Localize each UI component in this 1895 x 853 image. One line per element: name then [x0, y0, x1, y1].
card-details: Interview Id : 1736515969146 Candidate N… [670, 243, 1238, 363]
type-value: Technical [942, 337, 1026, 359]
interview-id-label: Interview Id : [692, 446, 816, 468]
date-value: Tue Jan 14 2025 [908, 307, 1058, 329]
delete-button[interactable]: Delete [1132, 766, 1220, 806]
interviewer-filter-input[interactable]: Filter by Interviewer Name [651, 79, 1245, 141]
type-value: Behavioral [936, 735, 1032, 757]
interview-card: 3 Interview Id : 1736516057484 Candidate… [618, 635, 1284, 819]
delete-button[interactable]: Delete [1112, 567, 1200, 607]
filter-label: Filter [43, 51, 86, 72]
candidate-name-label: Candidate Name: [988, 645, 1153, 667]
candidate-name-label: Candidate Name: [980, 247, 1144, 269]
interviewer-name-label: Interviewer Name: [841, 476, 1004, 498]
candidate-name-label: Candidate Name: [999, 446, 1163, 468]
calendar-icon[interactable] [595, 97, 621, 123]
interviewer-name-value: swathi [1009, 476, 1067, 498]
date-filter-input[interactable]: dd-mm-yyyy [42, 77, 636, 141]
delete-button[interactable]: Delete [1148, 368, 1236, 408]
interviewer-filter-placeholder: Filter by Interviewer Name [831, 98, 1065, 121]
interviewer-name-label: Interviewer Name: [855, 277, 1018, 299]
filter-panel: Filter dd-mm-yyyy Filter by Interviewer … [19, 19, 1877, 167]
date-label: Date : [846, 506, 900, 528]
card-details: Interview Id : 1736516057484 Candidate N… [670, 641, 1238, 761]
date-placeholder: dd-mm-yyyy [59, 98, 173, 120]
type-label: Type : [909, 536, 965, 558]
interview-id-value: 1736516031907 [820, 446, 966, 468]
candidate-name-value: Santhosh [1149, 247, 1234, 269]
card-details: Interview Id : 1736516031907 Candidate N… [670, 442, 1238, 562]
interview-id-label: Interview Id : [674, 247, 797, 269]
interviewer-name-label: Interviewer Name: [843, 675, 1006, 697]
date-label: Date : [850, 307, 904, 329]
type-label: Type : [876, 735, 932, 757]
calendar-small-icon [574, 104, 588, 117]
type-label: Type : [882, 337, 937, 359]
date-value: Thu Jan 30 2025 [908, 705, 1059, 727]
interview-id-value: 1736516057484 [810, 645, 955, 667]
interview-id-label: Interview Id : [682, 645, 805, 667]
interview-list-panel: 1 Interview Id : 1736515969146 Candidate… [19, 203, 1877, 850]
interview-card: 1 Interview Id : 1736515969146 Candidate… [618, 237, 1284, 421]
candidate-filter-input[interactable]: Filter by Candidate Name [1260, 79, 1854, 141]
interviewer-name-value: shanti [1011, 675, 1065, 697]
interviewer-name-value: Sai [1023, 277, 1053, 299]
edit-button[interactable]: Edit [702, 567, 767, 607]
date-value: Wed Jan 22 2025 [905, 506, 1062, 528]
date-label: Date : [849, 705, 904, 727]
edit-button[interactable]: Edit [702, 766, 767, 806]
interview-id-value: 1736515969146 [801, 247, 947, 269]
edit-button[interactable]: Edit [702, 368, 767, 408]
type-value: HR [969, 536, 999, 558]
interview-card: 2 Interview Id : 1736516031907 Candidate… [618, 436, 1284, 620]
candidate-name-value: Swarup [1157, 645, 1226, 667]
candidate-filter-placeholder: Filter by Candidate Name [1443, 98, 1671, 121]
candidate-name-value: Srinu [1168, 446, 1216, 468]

→ **Aim**: Please express the entries as a numbered list with blank lines omitted, starting with the first line and continuing through the line containing "type-label: Type : [909, 536, 965, 558]".

→ **Exercise response**:
1. Localize each UI component in this 1895 x 853 image. One line per element: name then [x0, y0, x1, y1].
2. card-details: Interview Id : 1736515969146 Candidate N… [670, 243, 1238, 363]
3. type-value: Technical [942, 337, 1026, 359]
4. interview-id-label: Interview Id : [692, 446, 816, 468]
5. date-value: Tue Jan 14 2025 [908, 307, 1058, 329]
6. delete-button[interactable]: Delete [1132, 766, 1220, 806]
7. interviewer-filter-input[interactable]: Filter by Interviewer Name [651, 79, 1245, 141]
8. type-value: Behavioral [936, 735, 1032, 757]
9. interview-card: 3 Interview Id : 1736516057484 Candidate… [618, 635, 1284, 819]
10. delete-button[interactable]: Delete [1112, 567, 1200, 607]
11. filter-label: Filter [43, 51, 86, 72]
12. candidate-name-label: Candidate Name: [988, 645, 1153, 667]
13. candidate-name-label: Candidate Name: [980, 247, 1144, 269]
14. interviewer-name-label: Interviewer Name: [841, 476, 1004, 498]
15. candidate-name-label: Candidate Name: [999, 446, 1163, 468]
16. calendar-icon[interactable] [595, 97, 621, 123]
17. interviewer-name-value: swathi [1009, 476, 1067, 498]
18. date-filter-input[interactable]: dd-mm-yyyy [42, 77, 636, 141]
19. delete-button[interactable]: Delete [1148, 368, 1236, 408]
20. interviewer-filter-placeholder: Filter by Interviewer Name [831, 98, 1065, 121]
21. interviewer-name-label: Interviewer Name: [855, 277, 1018, 299]
22. filter-panel: Filter dd-mm-yyyy Filter by Interviewer … [19, 19, 1877, 167]
23. date-label: Date : [846, 506, 900, 528]
24. card-details: Interview Id : 1736516057484 Candidate N… [670, 641, 1238, 761]
25. date-placeholder: dd-mm-yyyy [59, 98, 173, 120]
26. type-label: Type : [909, 536, 965, 558]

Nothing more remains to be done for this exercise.